Extracted data entries:
....
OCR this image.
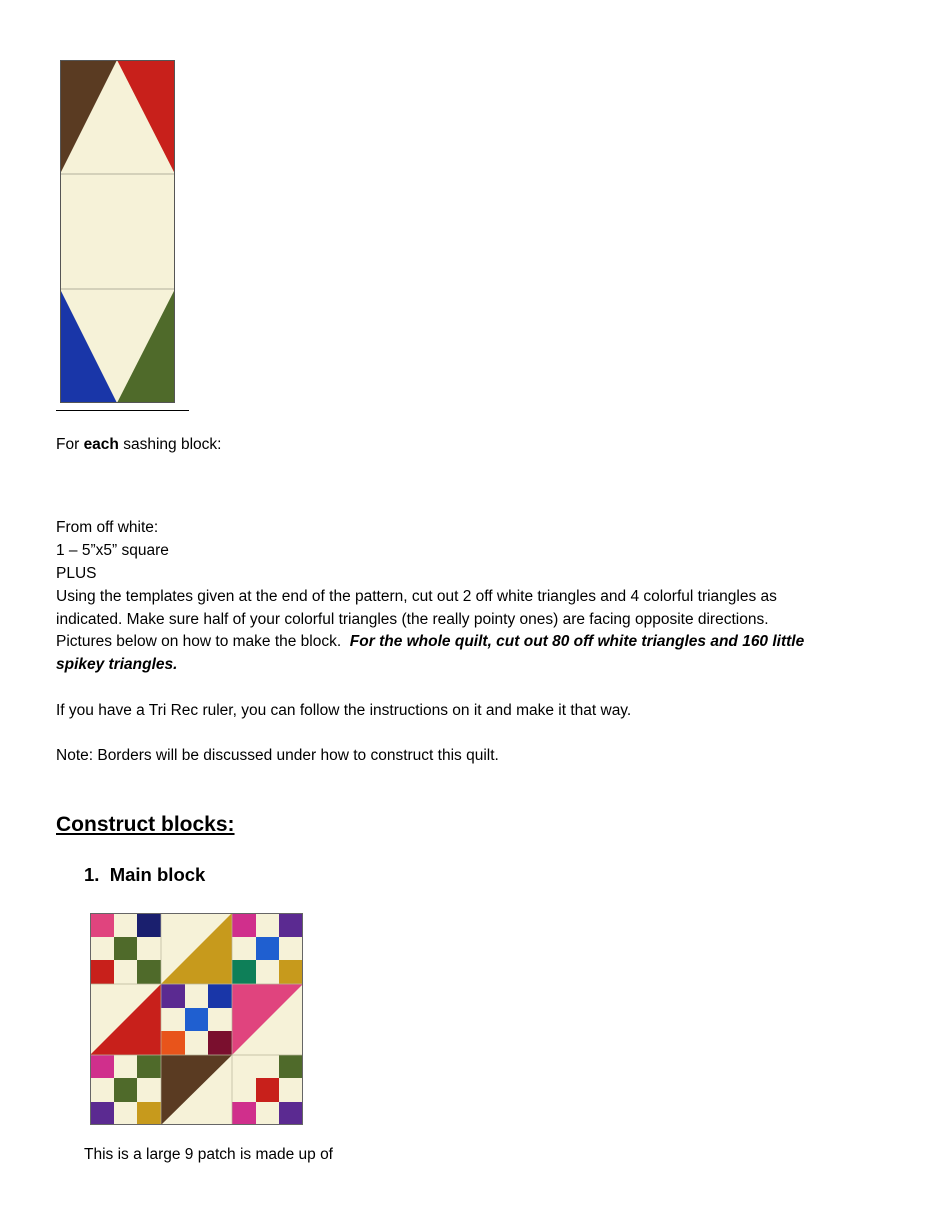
For each sashing block:

From off white:

1 – 5”x5” square

PLUS

Using the templates given at the end of the pattern, cut out 2 off white triangles and 4 colorful triangles as

indicated. Make sure half of your colorful triangles (the really pointy ones) are facing opposite directions.

Pictures below on how to make the block.  For the whole quilt, cut out 80 off white triangles and 160 little

spikey triangles.

If you have a Tri Rec ruler, you can follow the instructions on it and make it that way.

Note: Borders will be discussed under how to construct this quilt.

Construct blocks:

1. Main block

This is a large 9 patch is made up of
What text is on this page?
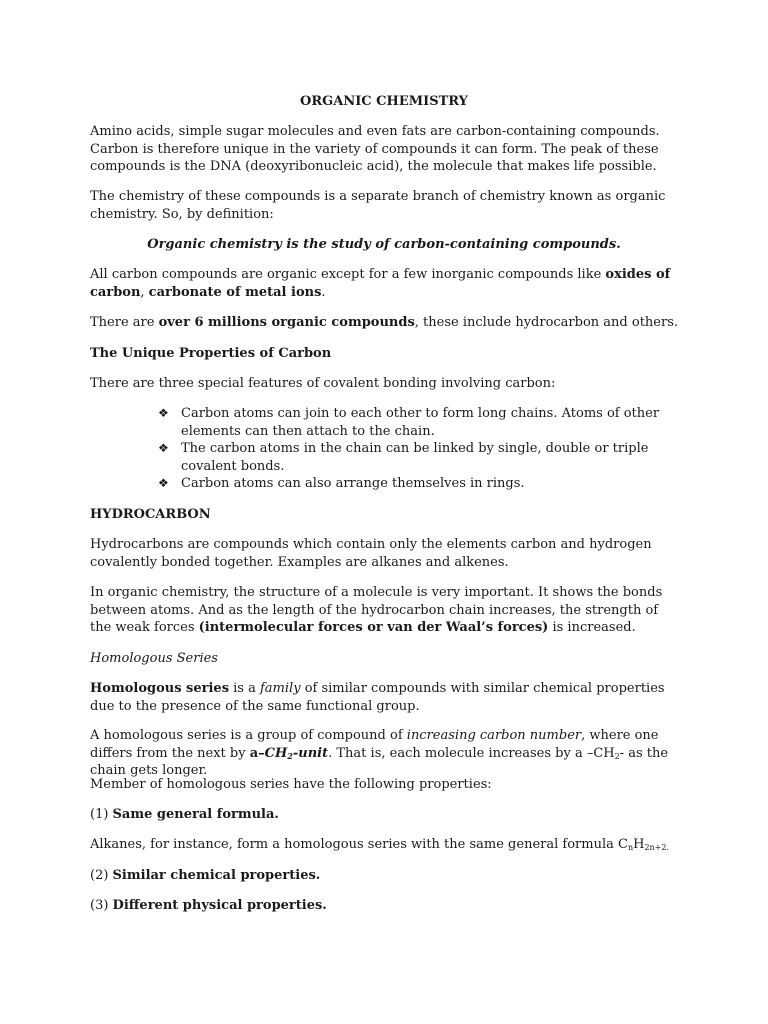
ORGANIC CHEMISTRY

Amino acids, simple sugar molecules and even fats are carbon-containing compounds. Carbon is therefore unique in the variety of compounds it can form. The peak of these compounds is the DNA (deoxyribonucleic acid), the molecule that makes life possible.

The chemistry of these compounds is a separate branch of chemistry known as organic chemistry. So, by definition:

Organic chemistry is the study of carbon-containing compounds.

All carbon compounds are organic except for a few inorganic compounds like oxides of carbon, carbonate of metal ions.

There are over 6 millions organic compounds, these include hydrocarbon and others.

The Unique Properties of Carbon

There are three special features of covalent bonding involving carbon:

❖ Carbon atoms can join to each other to form long chains. Atoms of other elements can then attach to the chain.
❖ The carbon atoms in the chain can be linked by single, double or triple covalent bonds.
❖ Carbon atoms can also arrange themselves in rings.

HYDROCARBON

Hydrocarbons are compounds which contain only the elements carbon and hydrogen covalently bonded together. Examples are alkanes and alkenes.

In organic chemistry, the structure of a molecule is very important. It shows the bonds between atoms. And as the length of the hydrocarbon chain increases, the strength of the weak forces (intermolecular forces or van der Waal’s forces) is increased.

Homologous Series

Homologous series is a family of similar compounds with similar chemical properties due to the presence of the same functional group.

A homologous series is a group of compound of increasing carbon number, where one differs from the next by $a-CH_2$-unit. That is, each molecule increases by a $-CH_2-$ as the chain gets longer.

Member of homologous series have the following properties:

(1) Same general formula.

Alkanes, for instance, form a homologous series with the same general formula $C_nH_{2n+2.}$

(2) Similar chemical properties.

(3) Different physical properties.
....
» **EXERCISE**
In the records above, locate every line with the string "increases" and copy it.

» **RESULT OF THE EXERCISE**
In organic chemistry, the structure of a molecule is very important. It shows the bonds between atoms. And as the length of the hydrocarbon chain increases, the strength of the weak forces (intermolecular forces or van der Waal’s forces) is increased.
A homologous series is a group of compound of increasing carbon number, where one differs from the next by $a-CH_2$-unit. That is, each molecule increases by a $-CH_2-$ as the chain gets longer.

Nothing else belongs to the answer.